* **Layout element entries**

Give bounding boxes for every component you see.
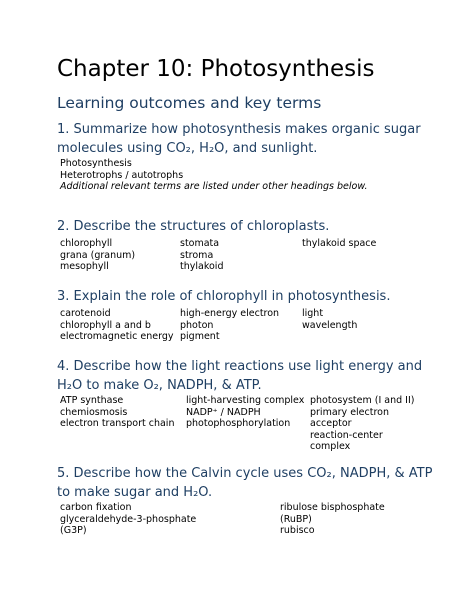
term: reaction-center <box>310 429 383 441</box>
terms-column-2 <box>180 308 279 343</box>
term: light-harvesting complex <box>186 395 305 406</box>
terms-column-1 <box>60 308 173 343</box>
outcome-1-terms <box>60 158 390 193</box>
terms-column-2 <box>186 395 304 430</box>
outcome-2-heading <box>57 217 329 236</box>
terms-column-1 <box>60 238 135 273</box>
term: NADP⁺ / NADPH <box>186 406 261 418</box>
term: (G3P) <box>60 525 87 536</box>
term: ATP synthase <box>60 395 124 406</box>
term: complex <box>310 441 351 452</box>
term: Heterotrophs / autotrophs <box>60 169 184 181</box>
outcome-5-heading-line-2: to make sugar and H₂O. <box>57 485 213 500</box>
outcome-3-heading <box>57 287 390 306</box>
outcome-4-heading <box>57 357 422 395</box>
term: primary electron <box>310 406 390 418</box>
term: high-energy electron <box>180 308 280 319</box>
terms-column-3 <box>302 308 357 331</box>
term: carotenoid <box>60 308 111 319</box>
term: mesophyll <box>60 261 109 272</box>
outcome-3-terms <box>60 308 460 348</box>
terms-column-3 <box>302 238 376 250</box>
outcome-3-heading-line-1: 3. Explain the role of chlorophyll in photosynthesis. <box>57 289 391 304</box>
outcome-1-heading-line-1: 1. Summarize how photosynthesis makes organic sugar <box>57 122 421 137</box>
term: stomata <box>180 238 220 249</box>
term: electron transport chain <box>60 418 175 429</box>
term: stroma <box>180 249 214 261</box>
outcome-5-heading <box>57 464 432 502</box>
term: electromagnetic energy <box>60 331 174 342</box>
term: chlorophyll a and b <box>60 319 151 331</box>
term: grana (granum) <box>60 249 136 261</box>
outcome-4-terms <box>60 395 460 455</box>
terms-column-2 <box>180 238 223 273</box>
term: photon <box>180 319 214 331</box>
terms-column-3 <box>280 502 385 537</box>
terms-column-1 <box>60 395 174 430</box>
term: rubisco <box>280 525 315 536</box>
outcome-4-heading-line-1: 4. Describe how the light reactions use light energy and <box>57 359 423 374</box>
section-subtitle: Learning outcomes and key terms <box>57 94 322 112</box>
term: chemiosmosis <box>60 406 128 418</box>
terms-column-1 <box>60 502 196 537</box>
term: photosystem (I and II) <box>310 395 415 406</box>
term: (RuBP) <box>280 513 312 525</box>
page-title: Chapter 10: Photosynthesis <box>57 56 375 82</box>
outcome-1-heading <box>57 120 421 158</box>
outcome-1-note: Additional relevant terms are listed under other headings below. <box>60 181 368 192</box>
term: photophosphorylation <box>186 418 291 429</box>
term: ribulose bisphosphate <box>280 502 385 513</box>
outcome-1-heading-line-2: molecules using CO₂, H₂O, and sunlight. <box>57 141 318 156</box>
term: light <box>302 308 324 319</box>
outcome-5-heading-line-1: 5. Describe how the Calvin cycle uses CO₂, NADPH, & ATP <box>57 466 433 481</box>
term: chlorophyll <box>60 238 113 249</box>
term: wavelength <box>302 319 358 331</box>
term: acceptor <box>310 418 352 429</box>
outcome-5-terms <box>60 502 460 542</box>
term: pigment <box>180 331 220 342</box>
term: Photosynthesis <box>60 158 132 169</box>
outcome-2-heading-line-1: 2. Describe the structures of chloroplasts. <box>57 219 330 234</box>
terms-column-3 <box>310 395 415 453</box>
outcome-2-terms <box>60 238 460 278</box>
term: thylakoid <box>180 261 224 272</box>
term: thylakoid space <box>302 238 377 249</box>
outcome-4-heading-line-2: H₂O to make O₂, NADPH, & ATP. <box>57 378 262 393</box>
term: glyceraldehyde-3-phosphate <box>60 513 197 525</box>
term: carbon fixation <box>60 502 132 513</box>
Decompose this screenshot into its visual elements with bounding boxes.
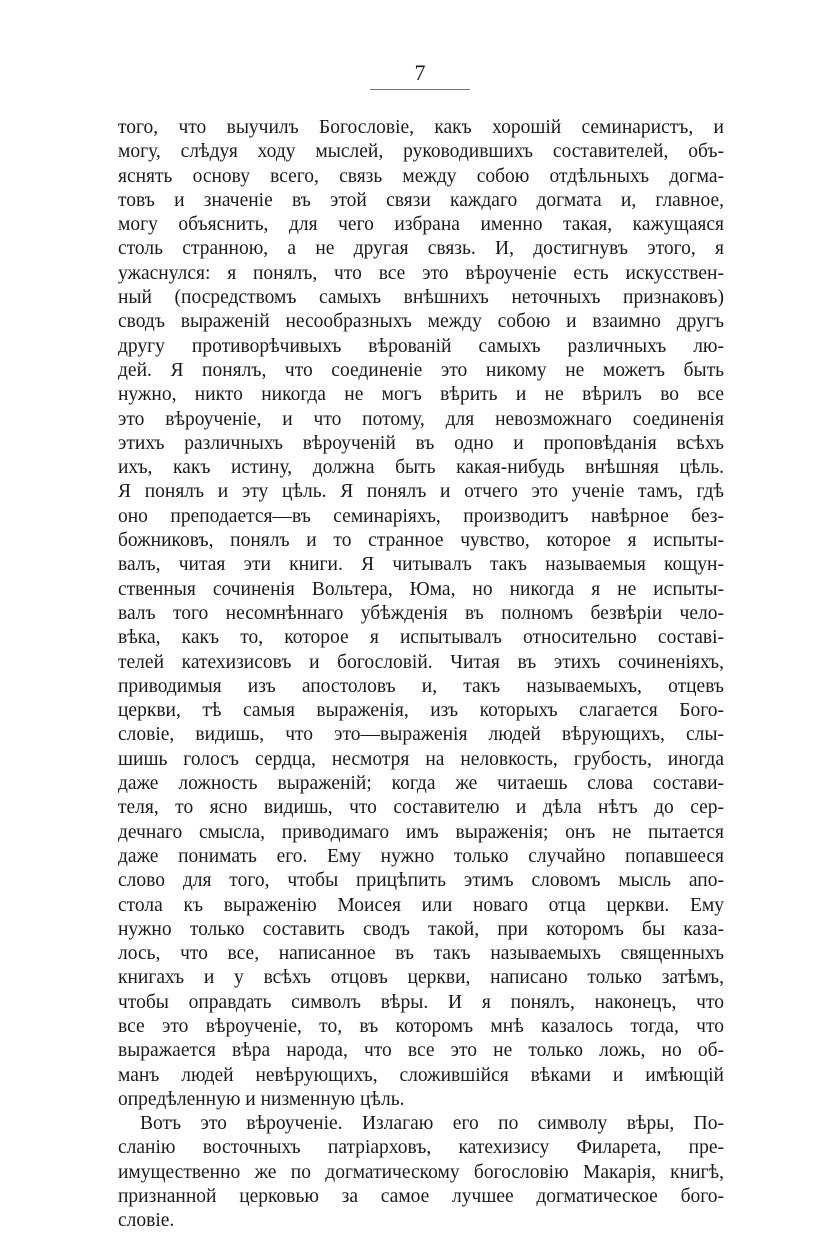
text-line: приводимыя изъ апостоловъ и, такъ называемыхъ, отцевъ [118,675,724,697]
text-line: лось, что все, написанное въ такъ называемыхъ священныхъ [118,943,724,965]
text-line: шишь голосъ сердца, несмотря на неловкость, грубость, иногда [118,748,724,770]
text-line: это вѣроученіе, и что потому, для невозможнаго соединенія [118,408,724,430]
paragraph-end-line: опредѣленную и низменную цѣль. [118,1088,405,1110]
text-line: оно преподается—въ семинаріяхъ, производитъ навѣрное без- [118,505,724,527]
text-line: дей. Я понялъ, что соединеніе это никому не можетъ быть [118,359,724,381]
text-line: нужно только составить сводъ такой, при которомъ бы каза- [118,918,724,940]
body-text [118,116,724,1234]
text-line: яснять основу всего, связь между собою отдѣльныхъ догма- [118,165,724,187]
text-line: даже понимать его. Ему нужно только случайно попавшееся [118,845,724,867]
text-line: ихъ, какъ истину, должна быть какая-нибудь внѣшняя цѣль. [118,457,724,479]
text-line: могу, слѣдуя ходу мыслей, руководившихъ составителей, объ- [118,141,724,163]
text-line: признанной церковью за самое лучшее догматическое бого- [118,1186,724,1208]
text-line: сланію восточныхъ патріарховъ, катехизису Филарета, пре- [118,1137,724,1159]
text-line: даже ложность выраженій; когда же читаешь слова состави- [118,773,724,795]
text-line: Я понялъ и эту цѣль. Я понялъ и отчего это ученіе тамъ, гдѣ [118,481,724,503]
text-line: книгахъ и у всѣхъ отцовъ церкви, написано только затѣмъ, [118,967,724,989]
text-line: вѣка, какъ то, которое я испытывалъ относительно составі- [118,627,724,649]
text-line: слово для того, чтобы прицѣпить этимъ словомъ мысль апо- [118,870,724,892]
text-line: валъ того несомнѣннаго убѣжденія въ полномъ безвѣріи чело- [118,602,724,624]
text-line: того, что выучилъ Богословіе, какъ хорошій семинаристъ, и [118,117,724,138]
text-line: дечнаго смысла, приводимаго имъ выраженія; онъ не пытается [118,821,724,843]
header-rule [370,89,470,90]
text-line: ный (посредствомъ самыхъ внѣшнихъ неточныхъ признаковъ) [118,287,724,309]
text-line: другу противорѣчивыхъ вѣрованій самыхъ различныхъ лю- [118,335,724,357]
text-line: могу объяснить, для чего избрана именно такая, кажущаяся [118,214,724,236]
text-line: товъ и значеніе въ этой связи каждаго догмата и, главное, [118,189,724,211]
text-line: нужно, никто никогда не могъ вѣрить и не вѣрилъ во все [118,384,724,406]
text-line: этихъ различныхъ вѣроученій въ одно и проповѣданія всѣхъ [118,432,724,454]
text-line: ственныя сочиненія Вольтера, Юма, но никогда я не испыты- [118,578,724,600]
text-line: валъ, читая эти книги. Я читывалъ такъ называемыя кощун- [118,554,724,576]
text-line: церкви, тѣ самыя выраженія, изъ которыхъ слагается Бого- [118,700,724,722]
text-line: чтобы оправдать символъ вѣры. И я понялъ, наконецъ, что [118,991,724,1013]
text-line: словіе, видишь, что это—выраженія людей вѣрующихъ, слы- [118,724,724,746]
text-line: божниковъ, понялъ и то странное чувство, которое я испыты- [118,530,724,552]
page-number: 7 [414,60,426,85]
text-line: имущественно же по догматическому богословію Макарія, книгѣ, [118,1161,724,1183]
paragraph-end-line: словіе. [118,1210,175,1232]
text-line: теля, то ясно видишь, что составителю и дѣла нѣтъ до сер- [118,797,724,819]
text-line: манъ людей невѣрующихъ, сложившійся вѣками и имѣющій [118,1064,724,1086]
text-line: сводъ выраженій несообразныхъ между собою и взаимно другъ [118,311,724,333]
text-line: все это вѣроученіе, то, въ которомъ мнѣ казалось тогда, что [118,1015,724,1037]
text-line: столь странною, а не другая связь. И, достигнувъ этого, я [118,238,724,260]
text-line: телей катехизисовъ и богословій. Читая въ этихъ сочиненіяхъ, [118,651,724,673]
text-line: стола къ выраженію Моисея или новаго отца церкви. Ему [118,894,724,916]
text-line: ужаснулся: я понялъ, что все это вѣроученіе есть искусствен- [118,262,724,284]
paragraph-start-line: Вотъ это вѣроученіе. Излагаю его по символу вѣры, По- [140,1113,724,1135]
text-line: выражается вѣра народа, что все это не только ложь, но об- [118,1040,724,1062]
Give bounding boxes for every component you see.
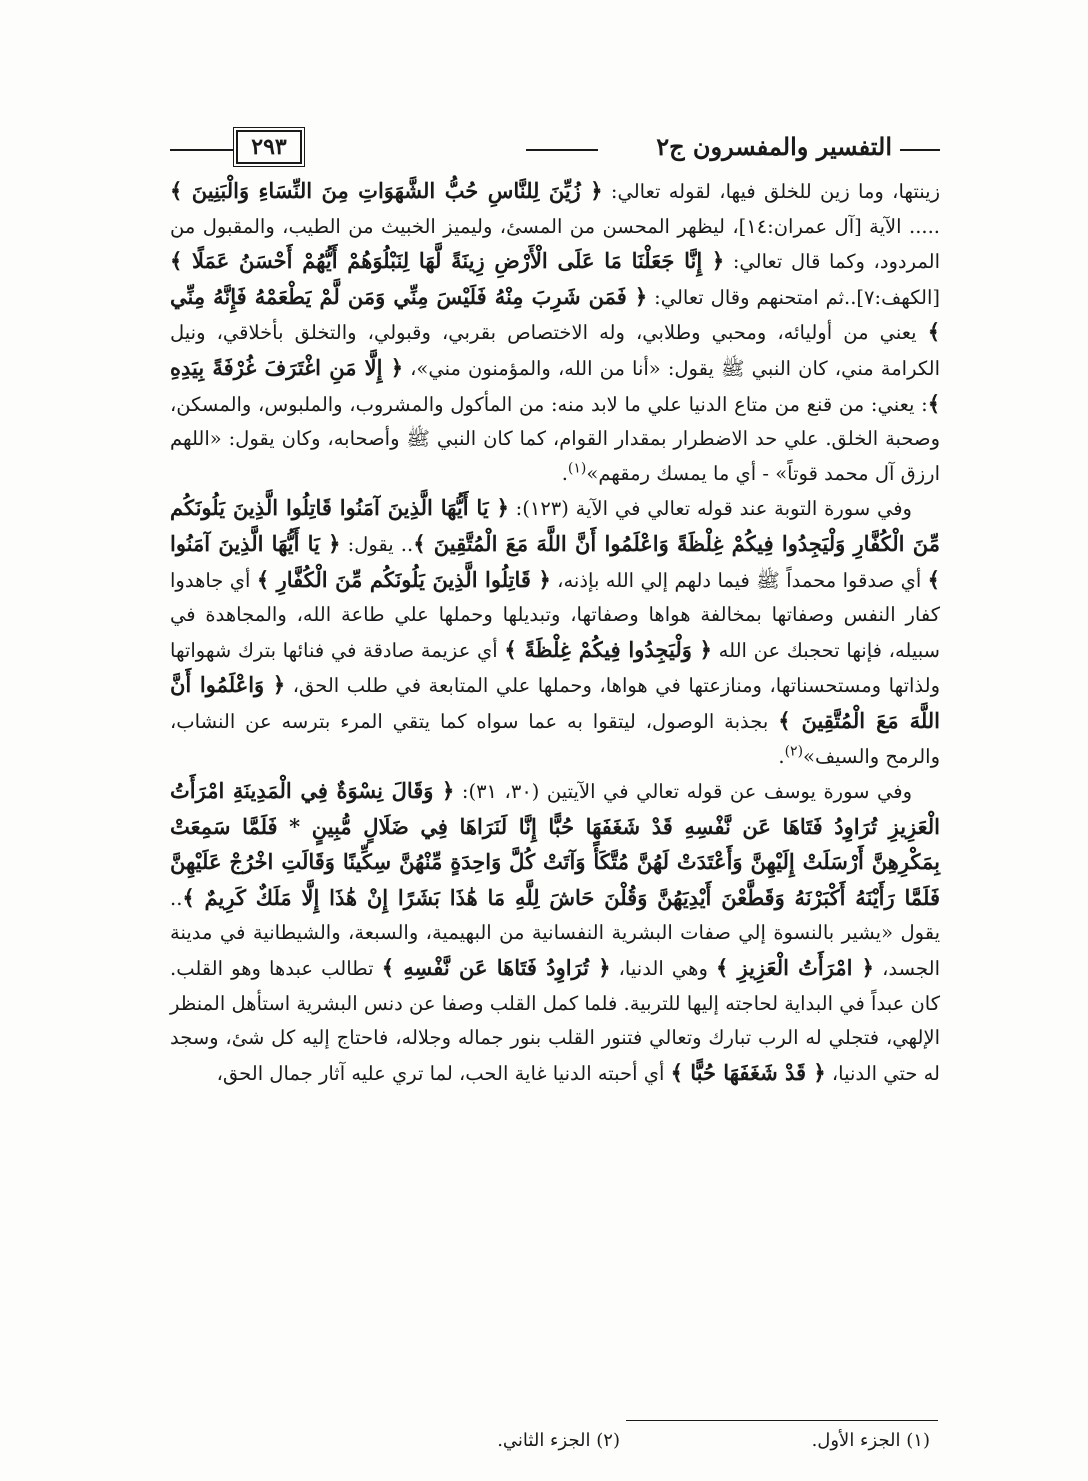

* **Work to complete**
Copy out the lines from the one containing "text-line: приводимыя изъ" through the one containing "text-line: это вѣроученіе, и", keeping each line unchanged.

* **Written reply**
text-line: приводимыя изъ апостоловъ и, такъ называемыхъ, отцевъ [118,675,724,697]
text-line: лось, что все, написанное въ такъ называемыхъ священныхъ [118,943,724,965]
text-line: шишь голосъ сердца, несмотря на неловкость, грубость, иногда [118,748,724,770]
text-line: это вѣроученіе, и что потому, для невозможнаго соединенія [118,408,724,430]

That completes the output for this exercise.